### Requirements
Count how many lines mention the word "Playback". Write that number alone.

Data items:
%%

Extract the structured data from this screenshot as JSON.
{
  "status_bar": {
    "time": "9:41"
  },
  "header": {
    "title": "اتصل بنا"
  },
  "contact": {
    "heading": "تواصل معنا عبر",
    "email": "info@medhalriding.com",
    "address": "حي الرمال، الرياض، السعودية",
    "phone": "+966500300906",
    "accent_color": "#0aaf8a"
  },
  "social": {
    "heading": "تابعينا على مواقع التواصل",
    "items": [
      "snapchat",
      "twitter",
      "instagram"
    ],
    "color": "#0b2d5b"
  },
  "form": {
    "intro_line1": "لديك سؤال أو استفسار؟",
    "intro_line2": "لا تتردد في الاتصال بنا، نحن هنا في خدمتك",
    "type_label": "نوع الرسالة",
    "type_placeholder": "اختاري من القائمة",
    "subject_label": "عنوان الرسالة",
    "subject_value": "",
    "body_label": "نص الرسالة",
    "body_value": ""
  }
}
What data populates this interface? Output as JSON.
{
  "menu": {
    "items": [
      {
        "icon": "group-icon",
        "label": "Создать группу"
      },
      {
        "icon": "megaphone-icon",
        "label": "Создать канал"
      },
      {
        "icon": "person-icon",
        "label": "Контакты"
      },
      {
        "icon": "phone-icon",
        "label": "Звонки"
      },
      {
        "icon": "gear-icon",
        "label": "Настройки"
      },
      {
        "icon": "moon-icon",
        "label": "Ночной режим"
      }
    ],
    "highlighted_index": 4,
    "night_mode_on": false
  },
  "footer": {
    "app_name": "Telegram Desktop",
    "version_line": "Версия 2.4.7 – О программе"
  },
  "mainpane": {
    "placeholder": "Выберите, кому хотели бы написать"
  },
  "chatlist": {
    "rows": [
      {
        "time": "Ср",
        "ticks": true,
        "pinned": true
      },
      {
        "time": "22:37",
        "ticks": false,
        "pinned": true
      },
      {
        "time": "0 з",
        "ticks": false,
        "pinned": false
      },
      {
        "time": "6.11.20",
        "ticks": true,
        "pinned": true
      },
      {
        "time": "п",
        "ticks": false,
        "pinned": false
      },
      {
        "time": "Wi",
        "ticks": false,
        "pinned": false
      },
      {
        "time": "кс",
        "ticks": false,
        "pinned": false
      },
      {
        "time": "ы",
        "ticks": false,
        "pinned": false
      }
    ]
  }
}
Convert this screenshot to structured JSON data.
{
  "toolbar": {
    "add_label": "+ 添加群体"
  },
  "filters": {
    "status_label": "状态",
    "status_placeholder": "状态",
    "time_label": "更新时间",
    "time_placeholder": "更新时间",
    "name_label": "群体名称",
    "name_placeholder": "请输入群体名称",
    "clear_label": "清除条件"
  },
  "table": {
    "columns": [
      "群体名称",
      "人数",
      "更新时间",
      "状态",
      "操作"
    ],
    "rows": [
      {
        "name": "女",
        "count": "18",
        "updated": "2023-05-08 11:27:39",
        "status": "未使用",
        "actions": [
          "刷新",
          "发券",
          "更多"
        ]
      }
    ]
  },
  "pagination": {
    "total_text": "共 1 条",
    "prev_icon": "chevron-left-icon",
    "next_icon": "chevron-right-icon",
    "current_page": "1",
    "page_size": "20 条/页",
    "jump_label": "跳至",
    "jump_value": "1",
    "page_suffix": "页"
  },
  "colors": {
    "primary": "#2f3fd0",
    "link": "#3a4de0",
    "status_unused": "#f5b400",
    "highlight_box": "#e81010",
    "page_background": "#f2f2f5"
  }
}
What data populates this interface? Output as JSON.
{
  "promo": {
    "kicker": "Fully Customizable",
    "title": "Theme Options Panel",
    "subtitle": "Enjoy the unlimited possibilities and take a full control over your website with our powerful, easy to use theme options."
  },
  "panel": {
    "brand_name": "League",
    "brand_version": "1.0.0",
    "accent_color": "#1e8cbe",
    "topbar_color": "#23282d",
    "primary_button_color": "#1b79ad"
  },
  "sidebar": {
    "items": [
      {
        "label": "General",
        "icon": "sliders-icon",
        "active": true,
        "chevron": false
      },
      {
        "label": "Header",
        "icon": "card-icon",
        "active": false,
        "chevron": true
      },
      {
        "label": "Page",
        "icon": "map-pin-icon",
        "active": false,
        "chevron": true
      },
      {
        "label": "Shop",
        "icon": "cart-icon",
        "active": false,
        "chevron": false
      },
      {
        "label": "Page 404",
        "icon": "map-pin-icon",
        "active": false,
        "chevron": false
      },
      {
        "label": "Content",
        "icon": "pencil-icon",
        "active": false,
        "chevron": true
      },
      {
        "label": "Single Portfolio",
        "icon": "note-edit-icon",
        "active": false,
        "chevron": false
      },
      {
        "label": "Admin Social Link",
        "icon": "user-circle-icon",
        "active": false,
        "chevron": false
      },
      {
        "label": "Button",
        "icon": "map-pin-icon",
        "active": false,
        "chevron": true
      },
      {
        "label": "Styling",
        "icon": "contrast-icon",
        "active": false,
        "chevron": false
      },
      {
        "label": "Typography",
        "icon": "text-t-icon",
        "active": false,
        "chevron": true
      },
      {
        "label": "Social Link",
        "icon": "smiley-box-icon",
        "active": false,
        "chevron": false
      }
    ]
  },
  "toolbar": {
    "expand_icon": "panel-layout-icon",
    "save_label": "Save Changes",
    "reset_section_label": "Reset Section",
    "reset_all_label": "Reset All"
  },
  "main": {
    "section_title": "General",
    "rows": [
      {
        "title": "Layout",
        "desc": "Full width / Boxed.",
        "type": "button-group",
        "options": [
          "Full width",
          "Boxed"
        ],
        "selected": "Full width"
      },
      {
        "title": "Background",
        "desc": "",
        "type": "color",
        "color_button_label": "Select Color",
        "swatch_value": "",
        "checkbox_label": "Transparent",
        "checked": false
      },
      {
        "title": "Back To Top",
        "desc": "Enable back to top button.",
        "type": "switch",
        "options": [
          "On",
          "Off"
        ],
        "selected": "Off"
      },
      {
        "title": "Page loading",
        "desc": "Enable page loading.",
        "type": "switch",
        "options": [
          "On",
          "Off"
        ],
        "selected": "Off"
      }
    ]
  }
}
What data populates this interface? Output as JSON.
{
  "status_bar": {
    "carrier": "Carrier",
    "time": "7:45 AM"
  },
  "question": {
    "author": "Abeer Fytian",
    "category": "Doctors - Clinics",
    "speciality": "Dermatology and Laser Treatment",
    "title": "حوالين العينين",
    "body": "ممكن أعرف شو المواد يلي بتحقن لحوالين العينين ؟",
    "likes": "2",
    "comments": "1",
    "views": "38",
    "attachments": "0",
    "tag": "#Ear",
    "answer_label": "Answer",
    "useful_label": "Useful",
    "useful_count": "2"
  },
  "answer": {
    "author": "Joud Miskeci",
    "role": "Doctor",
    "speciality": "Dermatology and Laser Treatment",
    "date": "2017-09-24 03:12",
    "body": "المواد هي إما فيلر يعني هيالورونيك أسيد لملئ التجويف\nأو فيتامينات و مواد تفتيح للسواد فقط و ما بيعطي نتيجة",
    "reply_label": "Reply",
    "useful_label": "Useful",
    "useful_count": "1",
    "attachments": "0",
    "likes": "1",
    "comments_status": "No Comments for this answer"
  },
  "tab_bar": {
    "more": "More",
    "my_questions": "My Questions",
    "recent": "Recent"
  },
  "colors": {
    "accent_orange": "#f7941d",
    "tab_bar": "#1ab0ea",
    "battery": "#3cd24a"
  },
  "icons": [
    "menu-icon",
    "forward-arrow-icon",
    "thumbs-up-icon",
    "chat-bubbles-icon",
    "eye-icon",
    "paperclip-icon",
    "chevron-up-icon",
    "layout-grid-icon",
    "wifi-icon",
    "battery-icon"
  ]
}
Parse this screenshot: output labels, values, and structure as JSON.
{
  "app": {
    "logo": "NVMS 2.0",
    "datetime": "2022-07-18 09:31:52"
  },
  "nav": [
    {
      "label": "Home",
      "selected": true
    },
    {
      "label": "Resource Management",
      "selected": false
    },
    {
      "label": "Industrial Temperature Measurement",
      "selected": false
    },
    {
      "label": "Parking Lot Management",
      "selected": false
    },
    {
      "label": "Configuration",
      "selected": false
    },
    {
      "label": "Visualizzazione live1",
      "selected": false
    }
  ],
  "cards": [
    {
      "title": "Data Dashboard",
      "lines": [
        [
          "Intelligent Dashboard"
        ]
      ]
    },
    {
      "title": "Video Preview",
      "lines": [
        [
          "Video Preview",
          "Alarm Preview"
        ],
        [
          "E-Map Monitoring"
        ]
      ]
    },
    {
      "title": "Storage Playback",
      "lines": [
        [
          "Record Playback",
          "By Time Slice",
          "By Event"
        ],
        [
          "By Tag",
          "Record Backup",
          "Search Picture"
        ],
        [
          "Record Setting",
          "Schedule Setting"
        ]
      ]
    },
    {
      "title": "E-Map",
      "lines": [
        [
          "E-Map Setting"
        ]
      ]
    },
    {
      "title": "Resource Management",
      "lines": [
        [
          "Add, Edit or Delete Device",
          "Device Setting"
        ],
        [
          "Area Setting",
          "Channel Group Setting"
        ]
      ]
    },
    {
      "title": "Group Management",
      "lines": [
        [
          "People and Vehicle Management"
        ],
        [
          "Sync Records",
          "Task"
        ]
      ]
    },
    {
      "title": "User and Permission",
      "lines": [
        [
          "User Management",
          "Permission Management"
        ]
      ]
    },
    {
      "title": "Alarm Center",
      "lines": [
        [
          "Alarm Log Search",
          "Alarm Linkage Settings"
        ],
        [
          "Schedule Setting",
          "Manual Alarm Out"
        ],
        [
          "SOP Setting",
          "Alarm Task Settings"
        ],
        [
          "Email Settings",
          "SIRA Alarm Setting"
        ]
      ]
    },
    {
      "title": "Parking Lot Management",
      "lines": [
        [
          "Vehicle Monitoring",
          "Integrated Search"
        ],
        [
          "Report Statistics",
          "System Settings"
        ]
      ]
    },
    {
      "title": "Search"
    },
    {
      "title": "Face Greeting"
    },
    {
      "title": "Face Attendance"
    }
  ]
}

%%

### The completed task
2